### Records to process
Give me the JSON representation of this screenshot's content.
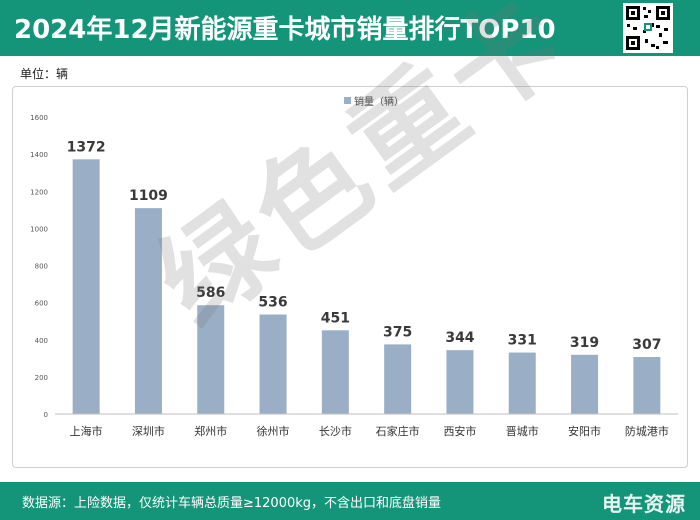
{
  "header": {
    "title": "2024年12月新能源重卡城市销量排行TOP10"
  },
  "unit_label": "单位：辆",
  "footer": {
    "note": "数据源：上险数据，仅统计车辆总质量≥12000kg，不含出口和底盘销量",
    "brand": "电车资源"
  },
  "watermark": "绿色重卡",
  "colors": {
    "header_bg": "#149579",
    "bar": "#9aafc6"
  },
  "chart_data": {
    "type": "bar",
    "title": "",
    "xlabel": "",
    "ylabel": "",
    "legend": "top-center",
    "grid": false,
    "ylim": [
      0,
      1600
    ],
    "yticks": [
      0,
      200,
      400,
      600,
      800,
      1000,
      1200,
      1400,
      1600
    ],
    "categories": [
      "上海市",
      "深圳市",
      "郑州市",
      "徐州市",
      "长沙市",
      "石家庄市",
      "西安市",
      "晋城市",
      "安阳市",
      "防城港市"
    ],
    "series": [
      {
        "name": "销量（辆）",
        "values": [
          1372,
          1109,
          586,
          536,
          451,
          375,
          344,
          331,
          319,
          307
        ]
      }
    ]
  }
}
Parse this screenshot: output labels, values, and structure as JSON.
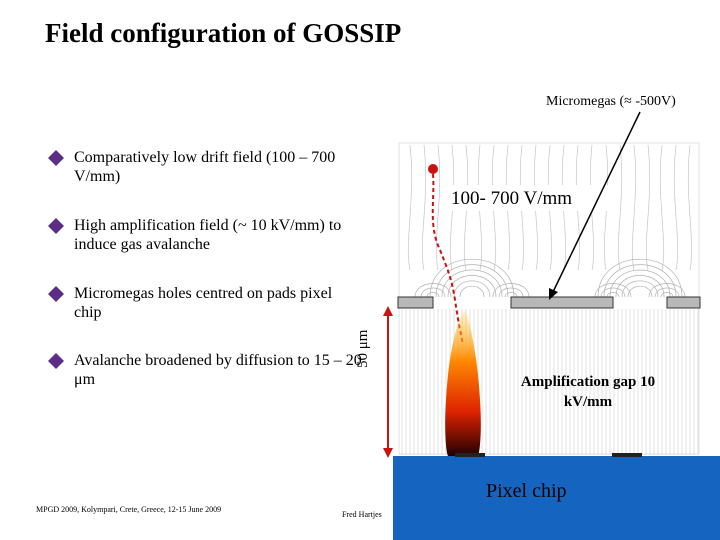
{
  "title": "Field configuration of GOSSIP",
  "bullets": [
    {
      "text": "Comparatively low drift field (100 – 700 V/mm)"
    },
    {
      "text": "High amplification field (~ 10 kV/mm) to induce gas avalanche"
    },
    {
      "text": "Micromegas holes centred on pads pixel chip"
    },
    {
      "text": "Avalanche broadened by diffusion to 15 – 20 μm"
    }
  ],
  "diagram": {
    "micromegas_label": "Micromegas (≈ -500V)",
    "drift_field_label": "100- 700 V/mm",
    "gap_size_label": "50 μm",
    "amplification_gap_label": "Amplification gap 10 kV/mm",
    "pixel_chip_label": "Pixel chip"
  },
  "footer": {
    "conference": "MPGD 2009, Kolympari, Crete, Greece, 12-15 June 2009",
    "author": "Fred Hartjes"
  },
  "colors": {
    "bullet": "#5b2d86",
    "chip": "#1565c0",
    "mesh": "#b8b8b8",
    "track": "#cc1111",
    "avalanche": "#ff6600"
  }
}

### Task instructions
Every record above should be written out again without change, except that the pictures are left out.

### Solution to this task
Give me the JSON representation of this screenshot's content.
{
  "header": {
    "title": "2024年12月新能源重卡城市销量排行TOP10"
  },
  "unit_label": "单位：辆",
  "footer": {
    "note": "数据源：上险数据，仅统计车辆总质量≥12000kg，不含出口和底盘销量",
    "brand": "电车资源"
  },
  "watermark": "绿色重卡",
  "colors": {
    "header_bg": "#149579",
    "bar": "#9aafc6"
  },
  "chart_data": {
    "type": "bar",
    "title": "",
    "xlabel": "",
    "ylabel": "",
    "legend": "top-center",
    "grid": false,
    "ylim": [
      0,
      1600
    ],
    "yticks": [
      0,
      200,
      400,
      600,
      800,
      1000,
      1200,
      1400,
      1600
    ],
    "categories": [
      "上海市",
      "深圳市",
      "郑州市",
      "徐州市",
      "长沙市",
      "石家庄市",
      "西安市",
      "晋城市",
      "安阳市",
      "防城港市"
    ],
    "series": [
      {
        "name": "销量（辆）",
        "values": [
          1372,
          1109,
          586,
          536,
          451,
          375,
          344,
          331,
          319,
          307
        ]
      }
    ]
  }
}
Parse this screenshot: output labels, values, and structure as JSON.
{
  "title": "Field configuration of GOSSIP",
  "bullets": [
    {
      "text": "Comparatively low drift field (100 – 700 V/mm)"
    },
    {
      "text": "High amplification field (~ 10 kV/mm) to induce gas avalanche"
    },
    {
      "text": "Micromegas holes centred on pads pixel chip"
    },
    {
      "text": "Avalanche broadened by diffusion to 15 – 20 μm"
    }
  ],
  "diagram": {
    "micromegas_label": "Micromegas (≈ -500V)",
    "drift_field_label": "100- 700 V/mm",
    "gap_size_label": "50 μm",
    "amplification_gap_label": "Amplification gap 10 kV/mm",
    "pixel_chip_label": "Pixel chip"
  },
  "footer": {
    "conference": "MPGD 2009, Kolympari, Crete, Greece, 12-15 June 2009",
    "author": "Fred Hartjes"
  },
  "colors": {
    "bullet": "#5b2d86",
    "chip": "#1565c0",
    "mesh": "#b8b8b8",
    "track": "#cc1111",
    "avalanche": "#ff6600"
  }
}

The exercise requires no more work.